> [WHAT THIS TASK INVOLVES]
Collect each line of the entries that holds the string "建设单位".

> [DATASET RECORDS]
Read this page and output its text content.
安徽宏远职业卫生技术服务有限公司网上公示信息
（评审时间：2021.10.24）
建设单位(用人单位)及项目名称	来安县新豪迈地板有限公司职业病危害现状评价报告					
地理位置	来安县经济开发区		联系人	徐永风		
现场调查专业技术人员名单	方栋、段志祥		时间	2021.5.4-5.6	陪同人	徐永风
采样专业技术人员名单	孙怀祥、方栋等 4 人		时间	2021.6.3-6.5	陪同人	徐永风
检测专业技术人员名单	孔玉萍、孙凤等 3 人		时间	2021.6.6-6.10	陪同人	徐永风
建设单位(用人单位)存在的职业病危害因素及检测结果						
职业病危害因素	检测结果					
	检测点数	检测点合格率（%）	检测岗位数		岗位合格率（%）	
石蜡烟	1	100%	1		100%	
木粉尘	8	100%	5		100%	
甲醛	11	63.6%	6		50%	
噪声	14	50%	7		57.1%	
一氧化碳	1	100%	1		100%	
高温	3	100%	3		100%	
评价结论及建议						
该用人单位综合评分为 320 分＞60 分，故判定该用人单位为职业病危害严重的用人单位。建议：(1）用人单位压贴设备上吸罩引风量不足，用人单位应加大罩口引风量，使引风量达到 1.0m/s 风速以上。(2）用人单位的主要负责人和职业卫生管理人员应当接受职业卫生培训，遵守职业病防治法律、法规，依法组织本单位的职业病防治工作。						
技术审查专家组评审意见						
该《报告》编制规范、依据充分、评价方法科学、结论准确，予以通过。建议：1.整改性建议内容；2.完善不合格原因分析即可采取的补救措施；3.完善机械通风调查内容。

> [REPLY TO THE EXERCISE]
建设单位(用人单位)及项目名称	来安县新豪迈地板有限公司职业病危害现状评价报告					
建设单位(用人单位)存在的职业病危害因素及检测结果						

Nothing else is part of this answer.